» **YOUR GOAL**
Leave out every picture, and return exactly the lines from the line containing "What's the underlying" through the end of the records below, both inclusive.

» **PROVIDED DATA**

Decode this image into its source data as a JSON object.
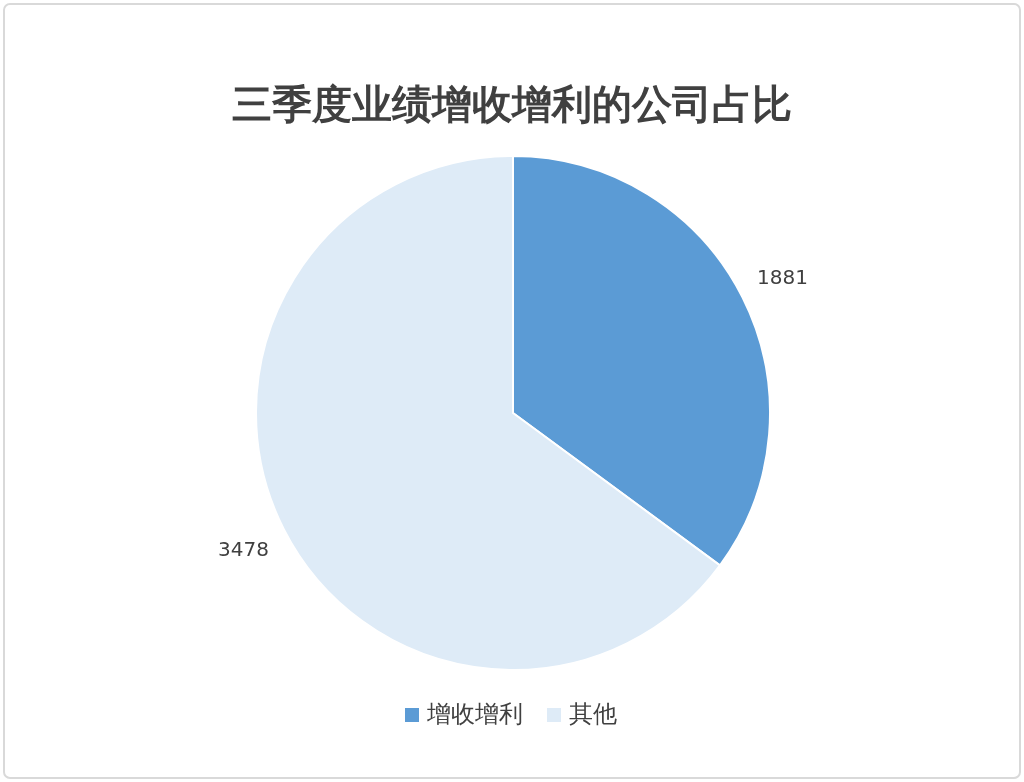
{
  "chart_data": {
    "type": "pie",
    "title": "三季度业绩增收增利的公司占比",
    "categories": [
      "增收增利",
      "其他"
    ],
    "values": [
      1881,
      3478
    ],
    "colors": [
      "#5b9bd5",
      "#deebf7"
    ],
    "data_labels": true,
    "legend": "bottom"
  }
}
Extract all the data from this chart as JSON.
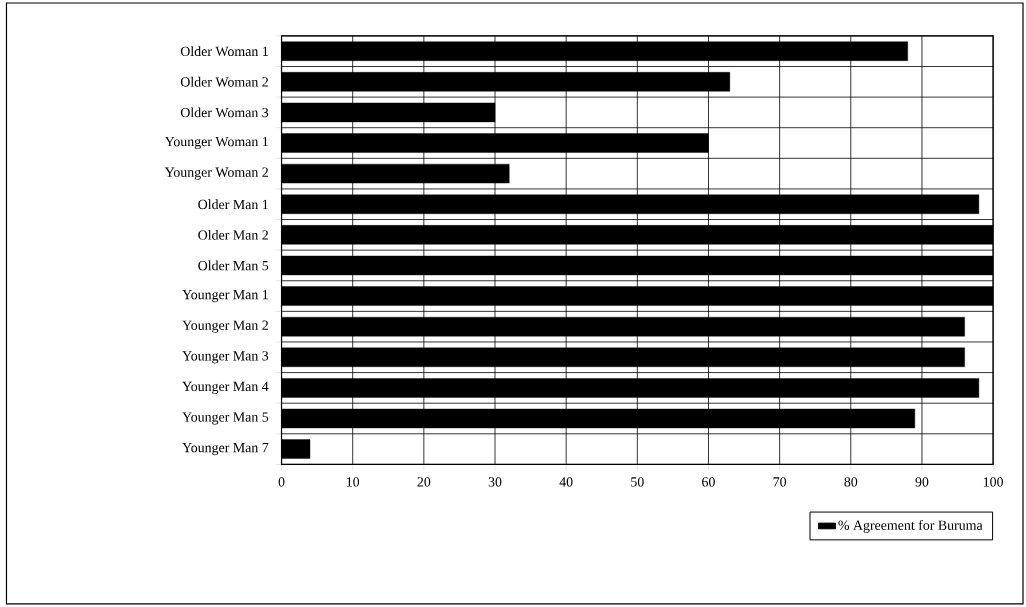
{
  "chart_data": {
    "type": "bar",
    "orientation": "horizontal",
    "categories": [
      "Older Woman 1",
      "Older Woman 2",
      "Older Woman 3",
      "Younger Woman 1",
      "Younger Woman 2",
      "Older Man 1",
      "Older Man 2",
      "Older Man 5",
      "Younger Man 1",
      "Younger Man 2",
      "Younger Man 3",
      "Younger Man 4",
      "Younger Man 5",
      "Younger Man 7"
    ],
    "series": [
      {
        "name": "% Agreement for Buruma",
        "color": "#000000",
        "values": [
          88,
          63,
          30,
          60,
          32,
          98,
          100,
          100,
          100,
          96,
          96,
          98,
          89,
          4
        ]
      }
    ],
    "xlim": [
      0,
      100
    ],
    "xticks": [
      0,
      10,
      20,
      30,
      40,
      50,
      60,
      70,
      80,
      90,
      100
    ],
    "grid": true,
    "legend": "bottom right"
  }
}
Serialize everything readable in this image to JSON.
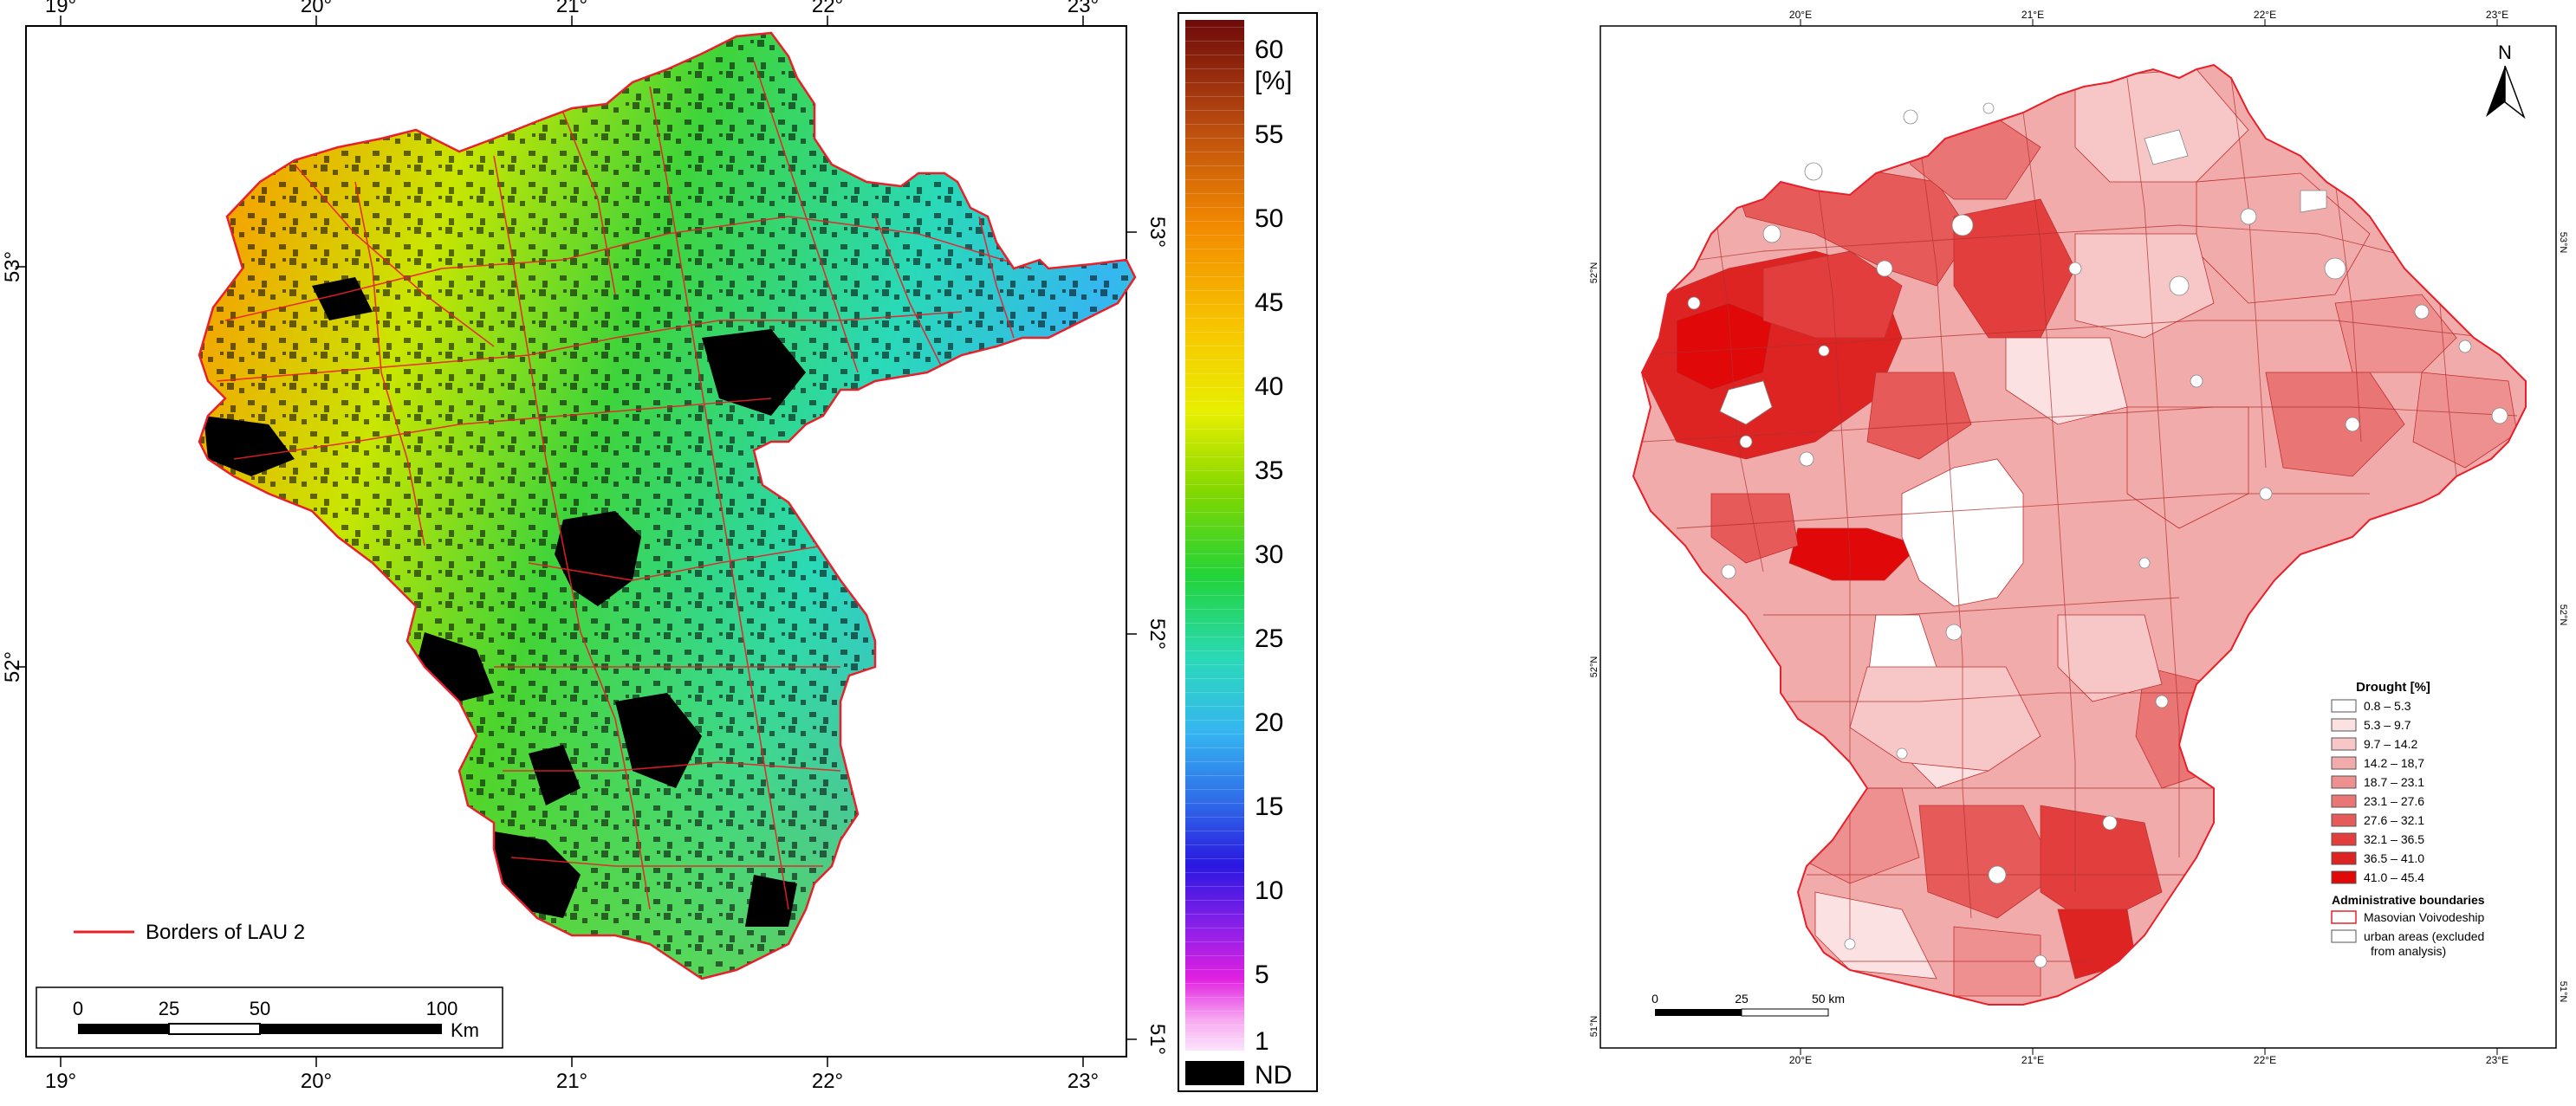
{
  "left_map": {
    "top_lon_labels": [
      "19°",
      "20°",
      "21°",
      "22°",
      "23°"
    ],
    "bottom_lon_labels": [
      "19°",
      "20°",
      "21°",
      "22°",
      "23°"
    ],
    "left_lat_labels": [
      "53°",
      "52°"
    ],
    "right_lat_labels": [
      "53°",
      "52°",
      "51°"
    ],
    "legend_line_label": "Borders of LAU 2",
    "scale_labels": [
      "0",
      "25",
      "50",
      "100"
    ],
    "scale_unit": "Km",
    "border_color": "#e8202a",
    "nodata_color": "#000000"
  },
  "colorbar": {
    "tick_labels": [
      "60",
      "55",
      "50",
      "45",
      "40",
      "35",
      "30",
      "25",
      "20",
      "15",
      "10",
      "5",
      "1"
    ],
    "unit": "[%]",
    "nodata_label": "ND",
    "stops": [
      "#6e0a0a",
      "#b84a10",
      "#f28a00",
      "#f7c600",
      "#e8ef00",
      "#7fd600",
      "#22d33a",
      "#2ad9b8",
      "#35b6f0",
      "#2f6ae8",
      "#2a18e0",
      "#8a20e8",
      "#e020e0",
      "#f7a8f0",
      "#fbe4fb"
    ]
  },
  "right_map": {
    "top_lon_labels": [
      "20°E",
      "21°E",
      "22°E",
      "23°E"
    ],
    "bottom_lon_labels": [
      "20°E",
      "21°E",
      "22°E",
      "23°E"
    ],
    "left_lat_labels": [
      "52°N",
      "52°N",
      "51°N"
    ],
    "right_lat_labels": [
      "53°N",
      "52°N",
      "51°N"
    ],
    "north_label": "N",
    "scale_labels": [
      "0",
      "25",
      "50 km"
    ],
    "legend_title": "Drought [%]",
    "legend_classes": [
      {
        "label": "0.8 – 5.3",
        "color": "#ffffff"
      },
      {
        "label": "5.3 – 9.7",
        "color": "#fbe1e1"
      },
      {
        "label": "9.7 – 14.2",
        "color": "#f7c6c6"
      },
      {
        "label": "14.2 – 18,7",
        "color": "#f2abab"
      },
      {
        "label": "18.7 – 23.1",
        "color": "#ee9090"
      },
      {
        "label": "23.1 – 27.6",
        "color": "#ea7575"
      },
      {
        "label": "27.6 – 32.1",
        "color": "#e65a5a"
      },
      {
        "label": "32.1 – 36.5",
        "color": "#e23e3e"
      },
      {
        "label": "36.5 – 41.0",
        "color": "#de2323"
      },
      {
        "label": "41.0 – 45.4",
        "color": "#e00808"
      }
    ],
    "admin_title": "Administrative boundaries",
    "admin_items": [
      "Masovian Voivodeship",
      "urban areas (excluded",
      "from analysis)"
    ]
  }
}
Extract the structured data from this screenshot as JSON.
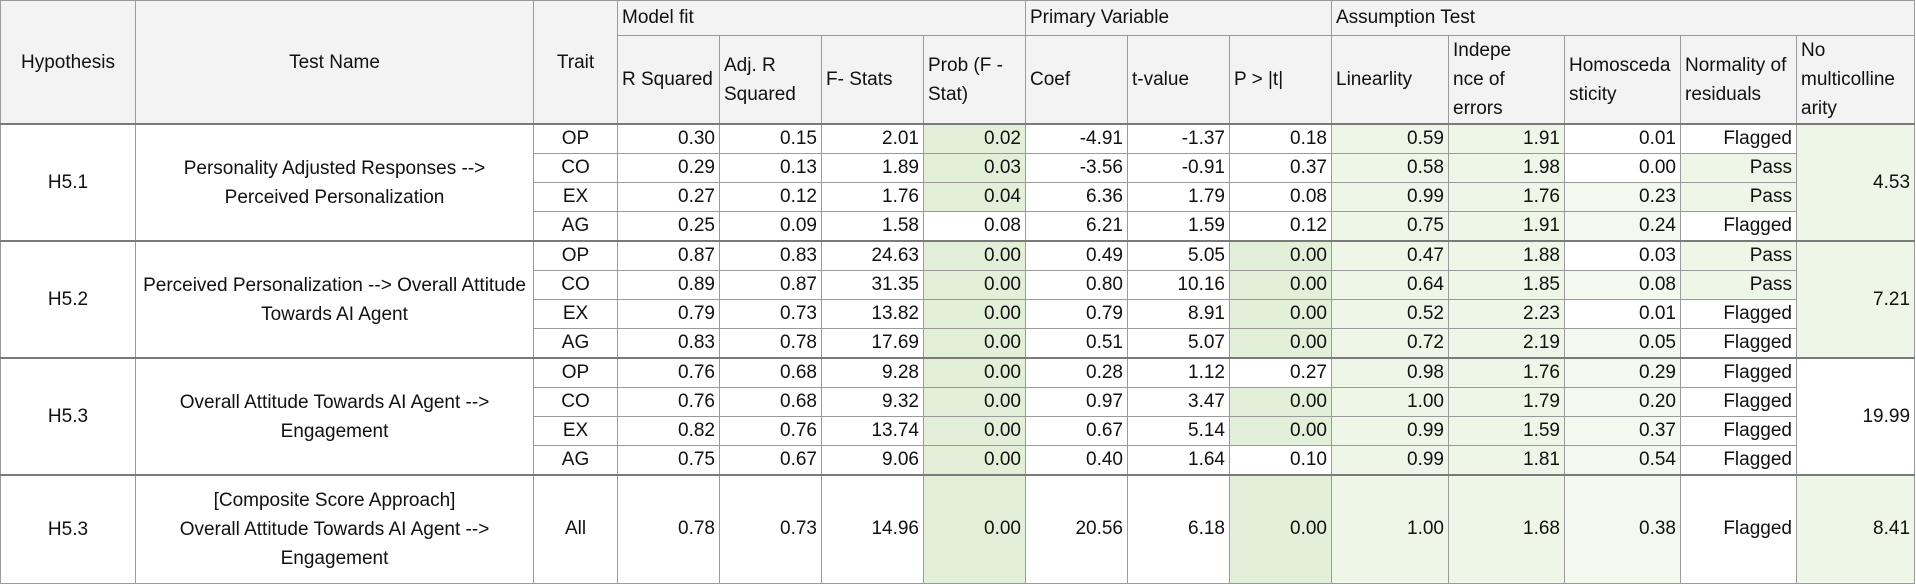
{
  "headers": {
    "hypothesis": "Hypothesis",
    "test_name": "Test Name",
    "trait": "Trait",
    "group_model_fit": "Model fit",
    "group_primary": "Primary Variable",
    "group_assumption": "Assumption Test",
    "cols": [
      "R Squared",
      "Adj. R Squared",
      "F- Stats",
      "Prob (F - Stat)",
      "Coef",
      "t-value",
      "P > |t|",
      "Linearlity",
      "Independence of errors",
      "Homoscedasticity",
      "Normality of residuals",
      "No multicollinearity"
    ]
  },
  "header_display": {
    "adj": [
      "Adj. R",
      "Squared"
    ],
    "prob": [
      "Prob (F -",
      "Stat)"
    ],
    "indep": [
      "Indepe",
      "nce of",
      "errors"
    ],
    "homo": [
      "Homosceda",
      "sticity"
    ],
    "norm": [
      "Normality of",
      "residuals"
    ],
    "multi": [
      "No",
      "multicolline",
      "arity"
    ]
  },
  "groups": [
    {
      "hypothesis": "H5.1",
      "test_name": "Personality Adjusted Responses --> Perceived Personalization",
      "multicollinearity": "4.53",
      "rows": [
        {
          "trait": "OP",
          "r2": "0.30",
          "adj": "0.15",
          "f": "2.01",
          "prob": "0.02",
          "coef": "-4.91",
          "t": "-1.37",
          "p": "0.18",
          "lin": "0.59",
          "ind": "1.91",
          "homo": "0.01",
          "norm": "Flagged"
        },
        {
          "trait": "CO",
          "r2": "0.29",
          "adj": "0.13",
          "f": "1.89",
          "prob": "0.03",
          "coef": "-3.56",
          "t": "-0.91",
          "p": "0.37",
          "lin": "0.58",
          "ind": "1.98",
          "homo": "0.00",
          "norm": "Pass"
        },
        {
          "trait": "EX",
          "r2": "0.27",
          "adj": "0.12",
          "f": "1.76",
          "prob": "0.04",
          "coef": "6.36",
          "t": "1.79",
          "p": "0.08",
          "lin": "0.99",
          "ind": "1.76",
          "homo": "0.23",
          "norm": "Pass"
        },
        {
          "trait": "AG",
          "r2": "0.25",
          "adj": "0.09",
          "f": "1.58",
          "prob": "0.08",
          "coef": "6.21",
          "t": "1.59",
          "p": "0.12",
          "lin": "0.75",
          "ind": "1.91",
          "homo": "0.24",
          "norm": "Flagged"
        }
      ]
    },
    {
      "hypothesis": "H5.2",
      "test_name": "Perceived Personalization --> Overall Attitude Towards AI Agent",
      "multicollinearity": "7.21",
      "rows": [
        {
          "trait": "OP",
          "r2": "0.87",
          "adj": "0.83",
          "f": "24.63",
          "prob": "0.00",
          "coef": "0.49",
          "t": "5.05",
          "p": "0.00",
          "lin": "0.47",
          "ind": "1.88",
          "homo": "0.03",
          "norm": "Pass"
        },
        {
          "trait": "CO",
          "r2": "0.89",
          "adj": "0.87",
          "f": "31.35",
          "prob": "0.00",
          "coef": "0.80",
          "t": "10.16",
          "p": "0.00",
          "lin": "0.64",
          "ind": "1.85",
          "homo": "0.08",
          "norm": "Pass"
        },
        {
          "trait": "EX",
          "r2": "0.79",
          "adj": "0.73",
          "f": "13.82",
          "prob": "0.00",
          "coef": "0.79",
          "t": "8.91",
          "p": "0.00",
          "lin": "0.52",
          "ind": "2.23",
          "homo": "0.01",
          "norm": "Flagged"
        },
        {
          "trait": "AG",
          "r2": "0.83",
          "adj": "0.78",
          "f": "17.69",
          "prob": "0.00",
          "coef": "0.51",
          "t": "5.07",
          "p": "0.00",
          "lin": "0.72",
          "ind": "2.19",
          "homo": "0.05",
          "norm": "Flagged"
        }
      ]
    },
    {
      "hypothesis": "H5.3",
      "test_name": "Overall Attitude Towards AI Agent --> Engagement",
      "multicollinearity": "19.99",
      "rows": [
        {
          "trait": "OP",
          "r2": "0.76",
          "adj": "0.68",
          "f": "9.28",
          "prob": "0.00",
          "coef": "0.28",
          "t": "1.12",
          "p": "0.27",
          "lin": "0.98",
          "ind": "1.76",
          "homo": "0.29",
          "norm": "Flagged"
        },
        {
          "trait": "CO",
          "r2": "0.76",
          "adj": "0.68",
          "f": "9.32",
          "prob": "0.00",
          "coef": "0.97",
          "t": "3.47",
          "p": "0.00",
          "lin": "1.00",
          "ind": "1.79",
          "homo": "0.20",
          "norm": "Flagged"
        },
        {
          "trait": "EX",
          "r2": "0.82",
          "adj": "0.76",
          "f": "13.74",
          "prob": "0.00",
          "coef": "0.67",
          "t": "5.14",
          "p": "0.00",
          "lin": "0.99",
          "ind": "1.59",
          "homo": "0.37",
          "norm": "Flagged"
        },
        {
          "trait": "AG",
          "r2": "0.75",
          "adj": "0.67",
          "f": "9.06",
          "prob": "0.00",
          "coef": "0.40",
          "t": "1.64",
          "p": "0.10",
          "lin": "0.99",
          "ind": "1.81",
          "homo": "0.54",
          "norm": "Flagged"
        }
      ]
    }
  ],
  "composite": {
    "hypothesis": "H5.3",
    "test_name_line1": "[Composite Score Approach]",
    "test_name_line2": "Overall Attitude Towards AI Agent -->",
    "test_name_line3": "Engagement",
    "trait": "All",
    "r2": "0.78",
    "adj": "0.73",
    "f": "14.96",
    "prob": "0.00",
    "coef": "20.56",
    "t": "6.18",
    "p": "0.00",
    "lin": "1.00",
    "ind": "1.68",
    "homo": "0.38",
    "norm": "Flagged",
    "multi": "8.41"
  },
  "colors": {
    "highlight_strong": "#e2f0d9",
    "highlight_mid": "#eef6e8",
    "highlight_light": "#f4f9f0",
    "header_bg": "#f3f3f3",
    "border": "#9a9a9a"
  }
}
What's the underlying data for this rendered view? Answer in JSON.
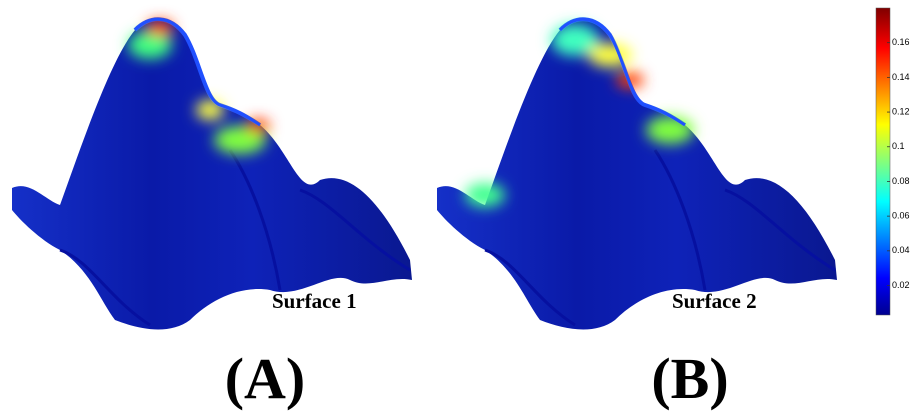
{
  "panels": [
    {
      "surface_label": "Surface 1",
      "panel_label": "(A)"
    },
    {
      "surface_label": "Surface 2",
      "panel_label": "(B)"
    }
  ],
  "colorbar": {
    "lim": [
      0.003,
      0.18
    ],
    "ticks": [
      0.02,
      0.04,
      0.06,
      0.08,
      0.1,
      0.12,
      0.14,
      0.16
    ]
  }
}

» **RESULT OF THE TASK**
What's the underlying data for this rendered view? Answer in JSON.
{
  "panels": [
    {
      "surface_label": "Surface 1",
      "panel_label": "(A)"
    },
    {
      "surface_label": "Surface 2",
      "panel_label": "(B)"
    }
  ],
  "colorbar": {
    "lim": [
      0.003,
      0.18
    ],
    "ticks": [
      0.02,
      0.04,
      0.06,
      0.08,
      0.1,
      0.12,
      0.14,
      0.16
    ]
  }
}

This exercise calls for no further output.